::: Records to process
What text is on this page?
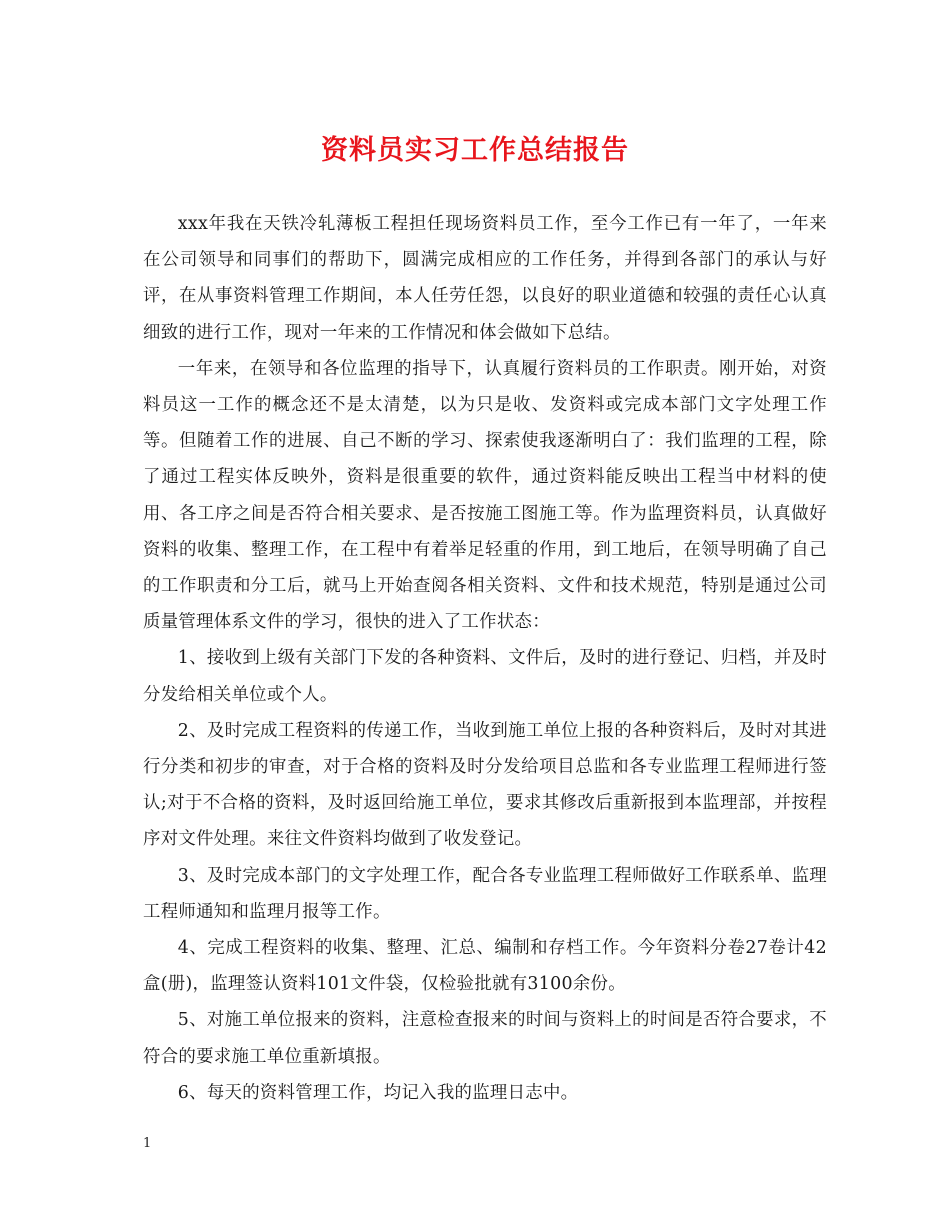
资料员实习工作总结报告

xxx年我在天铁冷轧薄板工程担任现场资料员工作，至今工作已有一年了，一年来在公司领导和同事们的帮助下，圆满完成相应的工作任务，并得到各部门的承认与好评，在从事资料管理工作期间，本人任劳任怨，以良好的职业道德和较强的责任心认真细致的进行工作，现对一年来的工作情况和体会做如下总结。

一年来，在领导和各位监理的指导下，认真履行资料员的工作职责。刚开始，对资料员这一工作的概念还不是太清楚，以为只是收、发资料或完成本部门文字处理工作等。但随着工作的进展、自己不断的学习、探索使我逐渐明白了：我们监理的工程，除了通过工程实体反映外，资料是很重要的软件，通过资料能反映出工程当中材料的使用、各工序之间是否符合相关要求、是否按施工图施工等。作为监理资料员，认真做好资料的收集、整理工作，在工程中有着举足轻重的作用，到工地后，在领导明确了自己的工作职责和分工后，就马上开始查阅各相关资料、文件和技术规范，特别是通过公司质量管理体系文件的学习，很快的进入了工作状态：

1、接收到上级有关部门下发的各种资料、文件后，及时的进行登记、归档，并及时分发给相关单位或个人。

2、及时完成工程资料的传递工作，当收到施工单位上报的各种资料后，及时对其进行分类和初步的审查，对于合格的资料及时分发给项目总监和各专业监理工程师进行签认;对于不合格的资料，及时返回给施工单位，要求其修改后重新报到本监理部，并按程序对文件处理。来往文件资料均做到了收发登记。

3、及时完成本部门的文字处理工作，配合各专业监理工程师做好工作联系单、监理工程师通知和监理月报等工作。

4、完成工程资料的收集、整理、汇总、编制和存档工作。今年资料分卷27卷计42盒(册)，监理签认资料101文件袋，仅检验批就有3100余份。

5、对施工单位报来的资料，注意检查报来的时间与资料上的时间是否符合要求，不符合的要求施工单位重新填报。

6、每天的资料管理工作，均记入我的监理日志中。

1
::::::
_Short exercise_:
Restate each entry word for word, please, but drop any images it holds.

_Correct result_:
What text is on this page?
资料员实习工作总结报告

xxx年我在天铁冷轧薄板工程担任现场资料员工作，至今工作已有一年了，一年来在公司领导和同事们的帮助下，圆满完成相应的工作任务，并得到各部门的承认与好评，在从事资料管理工作期间，本人任劳任怨，以良好的职业道德和较强的责任心认真细致的进行工作，现对一年来的工作情况和体会做如下总结。

一年来，在领导和各位监理的指导下，认真履行资料员的工作职责。刚开始，对资料员这一工作的概念还不是太清楚，以为只是收、发资料或完成本部门文字处理工作等。但随着工作的进展、自己不断的学习、探索使我逐渐明白了：我们监理的工程，除了通过工程实体反映外，资料是很重要的软件，通过资料能反映出工程当中材料的使用、各工序之间是否符合相关要求、是否按施工图施工等。作为监理资料员，认真做好资料的收集、整理工作，在工程中有着举足轻重的作用，到工地后，在领导明确了自己的工作职责和分工后，就马上开始查阅各相关资料、文件和技术规范，特别是通过公司质量管理体系文件的学习，很快的进入了工作状态：

1、接收到上级有关部门下发的各种资料、文件后，及时的进行登记、归档，并及时分发给相关单位或个人。

2、及时完成工程资料的传递工作，当收到施工单位上报的各种资料后，及时对其进行分类和初步的审查，对于合格的资料及时分发给项目总监和各专业监理工程师进行签认;对于不合格的资料，及时返回给施工单位，要求其修改后重新报到本监理部，并按程序对文件处理。来往文件资料均做到了收发登记。

3、及时完成本部门的文字处理工作，配合各专业监理工程师做好工作联系单、监理工程师通知和监理月报等工作。

4、完成工程资料的收集、整理、汇总、编制和存档工作。今年资料分卷27卷计42盒(册)，监理签认资料101文件袋，仅检验批就有3100余份。

5、对施工单位报来的资料，注意检查报来的时间与资料上的时间是否符合要求，不符合的要求施工单位重新填报。

6、每天的资料管理工作，均记入我的监理日志中。

1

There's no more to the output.